> Document segment:
____________

Note that the completion detection in the read mode is relatively simple -one can pre-charge the bit-lines to 1 before asserting WL, and then wait for one of the bit-lines to switch to 0 which would indicate the completion. However, in the writing mode completion detection is not always possible: it can happen that the new value coincides with the one already stored in the memory cell, in which case there is no signal that would indicate the completion. The approach proposed in [4] (based on the original idea in [11] ) copes with this problem by observing that:
• Completion detection is possible when the new value differs from the old one (both bit-lines will then flip).
• One can first read the stored value to check if it needs flipping. The controller design 1 proposed in [4] is shown in Fig. 3 . This design was produced with help of PETRIFY [12] and then optimised manually, and hence not guaranteed to be correct (asynchronous circuits are known to be very difficult to design correctly without formal methods support). As a minor contribution, we formally verified that the circuit in Fig. 3 is indeed speed-independent. However, its interface to bit-lines is not delay-insensitive, and hazards on the output x4 of gate 1 are possible, especially in the low-power mode and when the bit-lines are buffered or augmented with a sense amplifier, which is usually the case in practice. To illustrate this problem, consider flipping the value stored in the memory cell in the writing mode. In such a case the bit-lines are in the state either (0,1) or (1,0), and they both will flip, with the one changing from 1 to 0 flipping first. However, if the bit-lines are buffered, the controller may observe these two events in any order, in particular the transient state (1,1) is possible, resulting in a hazard.

____________

(Extracted records)
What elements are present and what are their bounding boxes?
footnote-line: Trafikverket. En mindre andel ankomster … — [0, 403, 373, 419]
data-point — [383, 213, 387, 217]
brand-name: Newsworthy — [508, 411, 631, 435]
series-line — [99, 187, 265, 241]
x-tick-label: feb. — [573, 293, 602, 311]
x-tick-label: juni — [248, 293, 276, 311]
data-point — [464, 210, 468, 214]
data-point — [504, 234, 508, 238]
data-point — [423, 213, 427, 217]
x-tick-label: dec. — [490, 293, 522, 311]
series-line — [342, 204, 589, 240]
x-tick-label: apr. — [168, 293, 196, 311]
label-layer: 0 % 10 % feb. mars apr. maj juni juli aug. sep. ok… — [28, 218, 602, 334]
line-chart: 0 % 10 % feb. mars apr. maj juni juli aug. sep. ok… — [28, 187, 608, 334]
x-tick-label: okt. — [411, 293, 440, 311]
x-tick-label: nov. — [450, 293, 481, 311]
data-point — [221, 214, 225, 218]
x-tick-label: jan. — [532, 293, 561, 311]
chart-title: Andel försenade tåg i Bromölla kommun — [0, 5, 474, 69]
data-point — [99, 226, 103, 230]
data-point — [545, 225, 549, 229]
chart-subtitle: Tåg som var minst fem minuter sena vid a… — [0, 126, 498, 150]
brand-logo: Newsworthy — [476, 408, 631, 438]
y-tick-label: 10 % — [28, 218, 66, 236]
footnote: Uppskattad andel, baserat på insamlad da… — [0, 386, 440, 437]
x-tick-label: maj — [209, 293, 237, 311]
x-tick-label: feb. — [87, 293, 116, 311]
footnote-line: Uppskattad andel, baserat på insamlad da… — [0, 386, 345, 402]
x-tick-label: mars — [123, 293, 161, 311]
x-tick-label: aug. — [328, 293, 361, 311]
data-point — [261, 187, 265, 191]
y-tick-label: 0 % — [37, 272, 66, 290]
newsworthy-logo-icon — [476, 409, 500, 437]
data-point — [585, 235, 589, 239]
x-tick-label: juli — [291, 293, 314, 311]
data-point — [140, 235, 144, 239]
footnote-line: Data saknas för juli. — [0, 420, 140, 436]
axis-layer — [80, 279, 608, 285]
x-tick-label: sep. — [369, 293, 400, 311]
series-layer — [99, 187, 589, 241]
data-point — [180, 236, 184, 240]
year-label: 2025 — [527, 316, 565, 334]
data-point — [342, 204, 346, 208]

____________

> Task requirements:
1: According to the text on memory controller completion detection, what tool was used to help produce the controller design shown in Fig. 3?
2: Rewrite the part of the memory controller text that opens with the words containing "Note that the" and closes with "will then flip).", replacing "memory cell" with "storage cell".
3: Proceed with the text on memory controller completion detection, picking up right after its final sentence.

> Answers below:
1: PETRIFY, after which the design was optimized manually.

2:
Note that the completion detection in the read mode is relatively simple -one can pre-charge the bit-lines to 1 before asserting WL, and then wait for one of the bit-lines to switch to 0 which would indicate the completion. However, in the writing mode completion detection is not always possible: it can happen that the new value coincides with the one already stored in the storage cell, in which case there is no signal that would indicate the completion. The approach proposed in [4] (based on the original idea in [11] ) copes with this problem by observing that:
• Completion detection is possible when the new value differs from the old one (both bit-lines will then flip).

3:
In this paper we propose a new SRAM controller design. It is based on the same idea, but improves over the design in [4] on several aspects:
• It was systematically developed, synthesised and formally verified.
• Its interface to bit-lines is delay-insensitive, which solves the above problems and makes the controller more robust.
• The reset phase of the controller is more concurrent and overlaps with the actions of the environment.
Speed-independence and Signal Transition Graphs
The SRAM controller presented in this paper falls within an important class of speed-independent (SI) asynchronous circuits, where following the classical Muller's approach [13] each gate is regarded as an atomic evaluator of a Boolean function, with a delay associated with its output. In the SI framework this delay is positive but unbounded and variable, i.e. the circuit must work correctly regardless of its gates' delays, and the wires are assumed to have negligible delays. Alternatively, one can regard wire forks as isochronic (QuasiDelay Insensitive (QDI) circuit class [14] ) -then wire delays can be added to their driving gates delays, i.e. SI≈QDI.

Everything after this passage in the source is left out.